Can you write out, word for word, the part of the excerpt below on President Sirleaf's challenges that opens with the words containing "New government offices" and closes with "an essential element?"?

- [EXCERPTED TEXT]
▬▬▬▬▬▬▬▬▬▬

New government offices that President Sirleaf built with funding from the Chinese government

· Challenges:She had focused on growth and reached a peak of 9.5%. This was the end of 2012. We had also started the processes diversification but there were also constraints there. Land is always a challenge and she had not done land reform. The investors that came required large pieces land, to start agricultural operations but land was one of the most valued assets by rural people. Rural people put emphasis on owning land because that is the only thing they had. One of the major learning lessons, for President Sirleaf is that she should have consulted people before she made concessions agreements with investors to provide large tracks of land. So, when the investors came and started to clear the land and start operations people rebelled. So, consultation with people was an essential element?

· To manage the land conflicts, Sirleaf visited some of the places where the citizens had problem and try to explain the process of development, and try to explain to them that the land will never produce income or job for you until you put it to use. But ownership is a problem.

· But growth took place and she tried to move at a fast pace. China came in, traditional investors came in and our own ability to get support from non-traditional sources. We tapped into foundations and philanthropic entities to establish specialized programs for vulnerable groups, women, youth and then she had to institutionalized them.

· Building Teams: To rebuild institutions, she had to put in all the statues, the programs, the policies for the rebuilding of institutions and of all of this, she had to have a team that had the requisite skills, education, technical skills, particularly those who were able to implement the long-term vision that she put together after many years of consultation with people.

· Youthful teams: Sirleaf put emphasis on young people for the teams Sirleaf built because they did not have the culture of the past, with the culture of dishonesty and dependency which had characterized many of the old order. Many young people saw themselves as a team that their success represented the success of those in their area of responsibility. They had access to open cabinet meetings in which they had full freedom to differ, to question to criticize, but Sirleaf permitted this without giving up my authority. So, when the time came to make a hard decision because they were too much dissent or too much confusion, Sirleaf made those decisions. So, but it worked well, and she got the record that she wanted.

· Debt: The debt crisis was a major constraint on being able to access resources. Some institutions such as World Bank, had institutional policies that you could not access programs unless the debt was settled. So, she had an arrangement of holding bilateral discussions to get debt to be forgiven through political action and political decisions on the basis of the authority of the country either through the executive or parliament.

· So, using bilateral discussions and waiver of debt to be able to negotiate with the multinationals and using some of their own support to cancel the multinational debt. With debt cancellation this would allow us to open the space to now access, World Bank loans and IMF balance of payments support. However, the basic problem there was the multiplicity of the institutions, because they all had different policies, different priorities, different conditions.

· Lack of coordination: Another major challenge was that with opening of space for new programs and aid led an influx of do-gooders that were not coordinated. In a country that is coming out of civil war and with the first female elect head of state it attracted a lot of international NGOs which sometimes can see slow progress because they of lack of coordination and accountability. Many organizations, it was unclear what their sources of funding were and getting all of them registered was a tasking process. At the same time, Sirleaf was faced with the urgency of moving her agenda forward of progress and growth and so she became tolerant of regulating them. When it came of the land rights for example, many NGO’s were going into communities telling people about their rights to land, which was a good thing, but it also undermined some of the process that she had put in place to negotiate with people. Also, many NGO’s went along to build schools without the governments input and when it came to run them, there were not teachers and the schools were left as white elephants.

▬▬▬▬▬▬▬▬▬▬

- [PROVIDED DATA]
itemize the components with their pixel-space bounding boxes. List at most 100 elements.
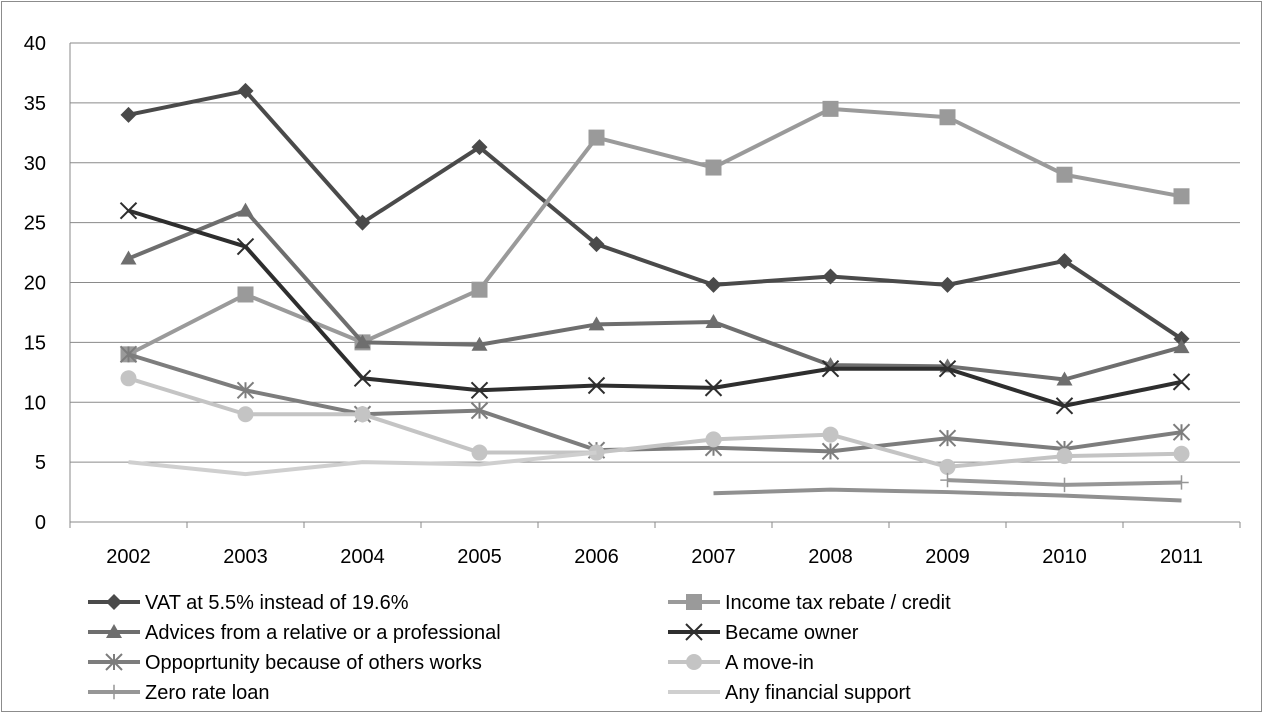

▬▬▬▬▬▬▬▬▬▬

- [EXERCISE SOLUTION]
New government offices that President Sirleaf built with funding from the Chinese government

· Challenges:She had focused on growth and reached a peak of 9.5%. This was the end of 2012. We had also started the processes diversification but there were also constraints there. Land is always a challenge and she had not done land reform. The investors that came required large pieces land, to start agricultural operations but land was one of the most valued assets by rural people. Rural people put emphasis on owning land because that is the only thing they had. One of the major learning lessons, for President Sirleaf is that she should have consulted people before she made concessions agreements with investors to provide large tracks of land. So, when the investors came and started to clear the land and start operations people rebelled. So, consultation with people was an essential element?